Collected data entries:
>>>>

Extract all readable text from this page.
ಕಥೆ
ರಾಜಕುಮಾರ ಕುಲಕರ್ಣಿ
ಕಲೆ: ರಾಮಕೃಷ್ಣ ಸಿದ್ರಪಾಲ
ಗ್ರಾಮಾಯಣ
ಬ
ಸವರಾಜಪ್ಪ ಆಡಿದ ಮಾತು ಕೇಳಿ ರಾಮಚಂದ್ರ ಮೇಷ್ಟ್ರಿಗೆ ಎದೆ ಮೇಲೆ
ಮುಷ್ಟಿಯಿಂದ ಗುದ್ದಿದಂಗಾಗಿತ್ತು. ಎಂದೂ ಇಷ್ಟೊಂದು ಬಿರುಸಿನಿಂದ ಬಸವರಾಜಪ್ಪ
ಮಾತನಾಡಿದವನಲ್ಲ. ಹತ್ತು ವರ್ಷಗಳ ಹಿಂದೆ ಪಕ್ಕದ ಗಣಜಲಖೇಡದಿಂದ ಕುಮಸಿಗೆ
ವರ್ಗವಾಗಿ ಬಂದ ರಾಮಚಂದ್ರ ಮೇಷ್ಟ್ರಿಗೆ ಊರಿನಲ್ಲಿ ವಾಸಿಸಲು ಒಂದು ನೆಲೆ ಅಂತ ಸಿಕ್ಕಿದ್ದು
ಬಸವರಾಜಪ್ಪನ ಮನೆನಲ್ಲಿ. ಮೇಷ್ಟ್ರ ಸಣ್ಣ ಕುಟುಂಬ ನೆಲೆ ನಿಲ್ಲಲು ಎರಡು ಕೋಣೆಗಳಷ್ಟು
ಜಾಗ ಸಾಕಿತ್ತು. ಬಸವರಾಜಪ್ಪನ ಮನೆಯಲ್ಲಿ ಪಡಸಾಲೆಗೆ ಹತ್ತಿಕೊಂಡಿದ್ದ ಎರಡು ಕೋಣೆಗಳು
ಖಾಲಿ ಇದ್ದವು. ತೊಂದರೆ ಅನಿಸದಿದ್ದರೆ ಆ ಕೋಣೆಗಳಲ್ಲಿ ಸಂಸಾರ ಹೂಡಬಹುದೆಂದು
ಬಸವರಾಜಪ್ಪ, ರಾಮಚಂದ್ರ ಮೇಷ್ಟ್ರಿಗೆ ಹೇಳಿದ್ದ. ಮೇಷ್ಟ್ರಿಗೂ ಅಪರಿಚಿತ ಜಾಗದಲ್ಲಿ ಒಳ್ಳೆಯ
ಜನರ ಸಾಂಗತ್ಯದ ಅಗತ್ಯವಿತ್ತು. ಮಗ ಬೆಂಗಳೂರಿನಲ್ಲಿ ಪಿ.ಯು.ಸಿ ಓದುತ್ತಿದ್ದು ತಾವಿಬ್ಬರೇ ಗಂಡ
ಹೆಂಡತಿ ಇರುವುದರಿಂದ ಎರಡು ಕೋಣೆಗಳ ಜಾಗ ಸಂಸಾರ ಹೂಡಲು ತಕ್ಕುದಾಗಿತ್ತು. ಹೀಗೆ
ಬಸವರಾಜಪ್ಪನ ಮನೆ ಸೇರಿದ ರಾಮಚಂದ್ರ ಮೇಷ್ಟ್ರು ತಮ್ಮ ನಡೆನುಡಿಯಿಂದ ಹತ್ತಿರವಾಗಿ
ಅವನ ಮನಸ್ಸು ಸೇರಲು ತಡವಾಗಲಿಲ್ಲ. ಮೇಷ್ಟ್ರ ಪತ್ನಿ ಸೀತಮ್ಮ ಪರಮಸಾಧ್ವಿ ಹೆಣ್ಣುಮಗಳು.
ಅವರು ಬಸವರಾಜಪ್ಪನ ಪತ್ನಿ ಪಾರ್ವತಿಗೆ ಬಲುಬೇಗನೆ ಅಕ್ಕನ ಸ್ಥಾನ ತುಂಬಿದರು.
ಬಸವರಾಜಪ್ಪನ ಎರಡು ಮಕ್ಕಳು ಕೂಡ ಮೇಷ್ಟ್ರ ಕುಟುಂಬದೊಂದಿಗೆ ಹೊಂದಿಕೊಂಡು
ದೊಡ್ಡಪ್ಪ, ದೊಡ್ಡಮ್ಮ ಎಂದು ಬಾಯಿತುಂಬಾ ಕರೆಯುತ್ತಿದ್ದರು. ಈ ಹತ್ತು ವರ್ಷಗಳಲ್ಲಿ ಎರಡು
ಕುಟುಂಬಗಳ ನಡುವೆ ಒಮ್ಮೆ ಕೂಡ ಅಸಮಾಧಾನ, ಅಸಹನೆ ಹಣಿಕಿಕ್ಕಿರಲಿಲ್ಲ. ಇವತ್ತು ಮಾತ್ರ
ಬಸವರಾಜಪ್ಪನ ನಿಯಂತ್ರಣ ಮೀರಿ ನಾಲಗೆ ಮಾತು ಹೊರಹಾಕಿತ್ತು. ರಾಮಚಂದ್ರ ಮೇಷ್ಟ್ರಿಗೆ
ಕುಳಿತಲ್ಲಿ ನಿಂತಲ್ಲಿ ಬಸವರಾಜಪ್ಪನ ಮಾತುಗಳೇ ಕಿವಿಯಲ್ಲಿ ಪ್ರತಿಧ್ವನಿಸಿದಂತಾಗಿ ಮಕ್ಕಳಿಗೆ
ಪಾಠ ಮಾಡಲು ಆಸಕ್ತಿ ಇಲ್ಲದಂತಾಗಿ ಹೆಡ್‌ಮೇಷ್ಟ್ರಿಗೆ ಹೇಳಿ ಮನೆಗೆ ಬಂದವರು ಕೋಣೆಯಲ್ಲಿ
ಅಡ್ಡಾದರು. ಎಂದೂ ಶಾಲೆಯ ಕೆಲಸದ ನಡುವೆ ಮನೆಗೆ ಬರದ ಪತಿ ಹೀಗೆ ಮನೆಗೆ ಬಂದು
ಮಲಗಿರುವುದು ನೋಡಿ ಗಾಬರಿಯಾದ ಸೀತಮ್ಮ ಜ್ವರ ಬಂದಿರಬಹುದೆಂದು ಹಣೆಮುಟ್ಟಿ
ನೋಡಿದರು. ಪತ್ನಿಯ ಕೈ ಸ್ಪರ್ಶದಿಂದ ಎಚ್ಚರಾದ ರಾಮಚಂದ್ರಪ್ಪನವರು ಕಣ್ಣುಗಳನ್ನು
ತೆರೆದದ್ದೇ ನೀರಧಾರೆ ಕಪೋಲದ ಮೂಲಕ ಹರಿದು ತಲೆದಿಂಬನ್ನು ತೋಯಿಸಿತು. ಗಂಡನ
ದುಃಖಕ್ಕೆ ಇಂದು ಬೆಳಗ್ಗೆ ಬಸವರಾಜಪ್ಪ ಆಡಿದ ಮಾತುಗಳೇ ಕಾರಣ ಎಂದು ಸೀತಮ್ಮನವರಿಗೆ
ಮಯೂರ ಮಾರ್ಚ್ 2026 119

<<<<

WRITTEN INSTRUCTION => Print out all the entries precisely as written.

EXPECTED OUTPUT =>
Extract all readable text from this page.
ಕಥೆ
ರಾಜಕುಮಾರ ಕುಲಕರ್ಣಿ
ಕಲೆ: ರಾಮಕೃಷ್ಣ ಸಿದ್ರಪಾಲ
ಗ್ರಾಮಾಯಣ
ಬ
ಸವರಾಜಪ್ಪ ಆಡಿದ ಮಾತು ಕೇಳಿ ರಾಮಚಂದ್ರ ಮೇಷ್ಟ್ರಿಗೆ ಎದೆ ಮೇಲೆ
ಮುಷ್ಟಿಯಿಂದ ಗುದ್ದಿದಂಗಾಗಿತ್ತು. ಎಂದೂ ಇಷ್ಟೊಂದು ಬಿರುಸಿನಿಂದ ಬಸವರಾಜಪ್ಪ
ಮಾತನಾಡಿದವನಲ್ಲ. ಹತ್ತು ವರ್ಷಗಳ ಹಿಂದೆ ಪಕ್ಕದ ಗಣಜಲಖೇಡದಿಂದ ಕುಮಸಿಗೆ
ವರ್ಗವಾಗಿ ಬಂದ ರಾಮಚಂದ್ರ ಮೇಷ್ಟ್ರಿಗೆ ಊರಿನಲ್ಲಿ ವಾಸಿಸಲು ಒಂದು ನೆಲೆ ಅಂತ ಸಿಕ್ಕಿದ್ದು
ಬಸವರಾಜಪ್ಪನ ಮನೆನಲ್ಲಿ. ಮೇಷ್ಟ್ರ ಸಣ್ಣ ಕುಟುಂಬ ನೆಲೆ ನಿಲ್ಲಲು ಎರಡು ಕೋಣೆಗಳಷ್ಟು
ಜಾಗ ಸಾಕಿತ್ತು. ಬಸವರಾಜಪ್ಪನ ಮನೆಯಲ್ಲಿ ಪಡಸಾಲೆಗೆ ಹತ್ತಿಕೊಂಡಿದ್ದ ಎರಡು ಕೋಣೆಗಳು
ಖಾಲಿ ಇದ್ದವು. ತೊಂದರೆ ಅನಿಸದಿದ್ದರೆ ಆ ಕೋಣೆಗಳಲ್ಲಿ ಸಂಸಾರ ಹೂಡಬಹುದೆಂದು
ಬಸವರಾಜಪ್ಪ, ರಾಮಚಂದ್ರ ಮೇಷ್ಟ್ರಿಗೆ ಹೇಳಿದ್ದ. ಮೇಷ್ಟ್ರಿಗೂ ಅಪರಿಚಿತ ಜಾಗದಲ್ಲಿ ಒಳ್ಳೆಯ
ಜನರ ಸಾಂಗತ್ಯದ ಅಗತ್ಯವಿತ್ತು. ಮಗ ಬೆಂಗಳೂರಿನಲ್ಲಿ ಪಿ.ಯು.ಸಿ ಓದುತ್ತಿದ್ದು ತಾವಿಬ್ಬರೇ ಗಂಡ
ಹೆಂಡತಿ ಇರುವುದರಿಂದ ಎರಡು ಕೋಣೆಗಳ ಜಾಗ ಸಂಸಾರ ಹೂಡಲು ತಕ್ಕುದಾಗಿತ್ತು. ಹೀಗೆ
ಬಸವರಾಜಪ್ಪನ ಮನೆ ಸೇರಿದ ರಾಮಚಂದ್ರ ಮೇಷ್ಟ್ರು ತಮ್ಮ ನಡೆನುಡಿಯಿಂದ ಹತ್ತಿರವಾಗಿ
ಅವನ ಮನಸ್ಸು ಸೇರಲು ತಡವಾಗಲಿಲ್ಲ. ಮೇಷ್ಟ್ರ ಪತ್ನಿ ಸೀತಮ್ಮ ಪರಮಸಾಧ್ವಿ ಹೆಣ್ಣುಮಗಳು.
ಅವರು ಬಸವರಾಜಪ್ಪನ ಪತ್ನಿ ಪಾರ್ವತಿಗೆ ಬಲುಬೇಗನೆ ಅಕ್ಕನ ಸ್ಥಾನ ತುಂಬಿದರು.
ಬಸವರಾಜಪ್ಪನ ಎರಡು ಮಕ್ಕಳು ಕೂಡ ಮೇಷ್ಟ್ರ ಕುಟುಂಬದೊಂದಿಗೆ ಹೊಂದಿಕೊಂಡು
ದೊಡ್ಡಪ್ಪ, ದೊಡ್ಡಮ್ಮ ಎಂದು ಬಾಯಿತುಂಬಾ ಕರೆಯುತ್ತಿದ್ದರು. ಈ ಹತ್ತು ವರ್ಷಗಳಲ್ಲಿ ಎರಡು
ಕುಟುಂಬಗಳ ನಡುವೆ ಒಮ್ಮೆ ಕೂಡ ಅಸಮಾಧಾನ, ಅಸಹನೆ ಹಣಿಕಿಕ್ಕಿರಲಿಲ್ಲ. ಇವತ್ತು ಮಾತ್ರ
ಬಸವರಾಜಪ್ಪನ ನಿಯಂತ್ರಣ ಮೀರಿ ನಾಲಗೆ ಮಾತು ಹೊರಹಾಕಿತ್ತು. ರಾಮಚಂದ್ರ ಮೇಷ್ಟ್ರಿಗೆ
ಕುಳಿತಲ್ಲಿ ನಿಂತಲ್ಲಿ ಬಸವರಾಜಪ್ಪನ ಮಾತುಗಳೇ ಕಿವಿಯಲ್ಲಿ ಪ್ರತಿಧ್ವನಿಸಿದಂತಾಗಿ ಮಕ್ಕಳಿಗೆ
ಪಾಠ ಮಾಡಲು ಆಸಕ್ತಿ ಇಲ್ಲದಂತಾಗಿ ಹೆಡ್‌ಮೇಷ್ಟ್ರಿಗೆ ಹೇಳಿ ಮನೆಗೆ ಬಂದವರು ಕೋಣೆಯಲ್ಲಿ
ಅಡ್ಡಾದರು. ಎಂದೂ ಶಾಲೆಯ ಕೆಲಸದ ನಡುವೆ ಮನೆಗೆ ಬರದ ಪತಿ ಹೀಗೆ ಮನೆಗೆ ಬಂದು
ಮಲಗಿರುವುದು ನೋಡಿ ಗಾಬರಿಯಾದ ಸೀತಮ್ಮ ಜ್ವರ ಬಂದಿರಬಹುದೆಂದು ಹಣೆಮುಟ್ಟಿ
ನೋಡಿದರು. ಪತ್ನಿಯ ಕೈ ಸ್ಪರ್ಶದಿಂದ ಎಚ್ಚರಾದ ರಾಮಚಂದ್ರಪ್ಪನವರು ಕಣ್ಣುಗಳನ್ನು
ತೆರೆದದ್ದೇ ನೀರಧಾರೆ ಕಪೋಲದ ಮೂಲಕ ಹರಿದು ತಲೆದಿಂಬನ್ನು ತೋಯಿಸಿತು. ಗಂಡನ
ದುಃಖಕ್ಕೆ ಇಂದು ಬೆಳಗ್ಗೆ ಬಸವರಾಜಪ್ಪ ಆಡಿದ ಮಾತುಗಳೇ ಕಾರಣ ಎಂದು ಸೀತಮ್ಮನವರಿಗೆ
ಮಯೂರ ಮಾರ್ಚ್ 2026 119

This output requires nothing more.